> [Direction]
Select lines where the word "caption" appears.

> [A run of records]
--------------------------------
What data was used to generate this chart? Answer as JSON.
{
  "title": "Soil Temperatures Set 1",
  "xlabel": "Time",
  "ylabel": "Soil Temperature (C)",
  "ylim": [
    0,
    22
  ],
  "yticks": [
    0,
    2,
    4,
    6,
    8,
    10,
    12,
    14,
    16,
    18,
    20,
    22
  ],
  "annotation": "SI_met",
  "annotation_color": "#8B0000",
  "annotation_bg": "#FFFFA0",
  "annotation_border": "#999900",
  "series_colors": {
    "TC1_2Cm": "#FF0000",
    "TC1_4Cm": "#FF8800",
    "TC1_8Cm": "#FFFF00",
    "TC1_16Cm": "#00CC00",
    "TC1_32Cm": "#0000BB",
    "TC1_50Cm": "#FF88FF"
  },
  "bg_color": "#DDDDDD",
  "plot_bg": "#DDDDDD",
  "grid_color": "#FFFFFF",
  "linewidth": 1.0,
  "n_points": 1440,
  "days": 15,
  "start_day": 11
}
--------------------------------
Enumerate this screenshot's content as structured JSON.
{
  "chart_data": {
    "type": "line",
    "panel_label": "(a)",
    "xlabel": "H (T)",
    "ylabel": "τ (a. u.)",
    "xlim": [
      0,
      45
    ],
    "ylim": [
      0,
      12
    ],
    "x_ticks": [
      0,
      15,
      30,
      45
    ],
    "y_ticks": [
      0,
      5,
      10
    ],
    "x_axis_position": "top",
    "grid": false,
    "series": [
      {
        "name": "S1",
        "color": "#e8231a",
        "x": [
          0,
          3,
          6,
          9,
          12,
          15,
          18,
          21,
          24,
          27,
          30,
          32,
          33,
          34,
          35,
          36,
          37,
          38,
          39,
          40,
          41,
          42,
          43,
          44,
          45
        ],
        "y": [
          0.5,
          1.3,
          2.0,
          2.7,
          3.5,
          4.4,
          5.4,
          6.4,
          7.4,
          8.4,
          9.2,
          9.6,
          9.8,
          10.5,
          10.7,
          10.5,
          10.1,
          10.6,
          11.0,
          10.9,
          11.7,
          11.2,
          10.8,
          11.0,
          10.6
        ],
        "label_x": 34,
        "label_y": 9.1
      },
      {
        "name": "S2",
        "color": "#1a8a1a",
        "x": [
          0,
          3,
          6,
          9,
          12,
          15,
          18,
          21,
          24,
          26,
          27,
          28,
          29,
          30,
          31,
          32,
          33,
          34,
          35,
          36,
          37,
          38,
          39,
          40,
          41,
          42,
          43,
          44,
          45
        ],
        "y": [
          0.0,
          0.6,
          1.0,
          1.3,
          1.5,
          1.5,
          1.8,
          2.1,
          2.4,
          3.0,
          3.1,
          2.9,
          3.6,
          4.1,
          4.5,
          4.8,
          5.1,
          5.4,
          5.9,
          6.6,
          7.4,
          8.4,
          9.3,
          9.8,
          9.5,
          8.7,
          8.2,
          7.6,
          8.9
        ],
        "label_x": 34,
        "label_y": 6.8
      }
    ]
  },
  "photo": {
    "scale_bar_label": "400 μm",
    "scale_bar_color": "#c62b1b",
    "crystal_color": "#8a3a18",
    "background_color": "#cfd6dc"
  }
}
--------------------------------
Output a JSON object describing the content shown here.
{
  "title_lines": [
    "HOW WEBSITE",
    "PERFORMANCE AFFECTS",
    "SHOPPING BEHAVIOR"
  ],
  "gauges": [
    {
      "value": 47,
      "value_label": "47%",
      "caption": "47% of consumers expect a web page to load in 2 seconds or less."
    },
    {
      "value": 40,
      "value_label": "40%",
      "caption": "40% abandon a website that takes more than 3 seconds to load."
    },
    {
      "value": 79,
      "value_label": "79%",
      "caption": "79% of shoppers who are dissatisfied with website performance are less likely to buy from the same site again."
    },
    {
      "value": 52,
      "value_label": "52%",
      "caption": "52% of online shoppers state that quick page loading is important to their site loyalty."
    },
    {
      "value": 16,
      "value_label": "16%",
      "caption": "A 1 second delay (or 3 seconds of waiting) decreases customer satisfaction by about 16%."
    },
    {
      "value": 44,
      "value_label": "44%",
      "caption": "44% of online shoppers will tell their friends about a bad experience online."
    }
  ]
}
--------------------------------
> [Output below]
      "caption": "47% of consumers expect a web page to load in 2 seconds or less."
      "caption": "40% abandon a website that takes more than 3 seconds to load."
      "caption": "79% of shoppers who are dissatisfied with website performance are less likely to buy from the same site again."
      "caption": "52% of online shoppers state that quick page loading is important to their site loyalty."
      "caption": "A 1 second delay (or 3 seconds of waiting) decreases customer satisfaction by about 16%."
      "caption": "44% of online shoppers will tell their friends about a bad experience online."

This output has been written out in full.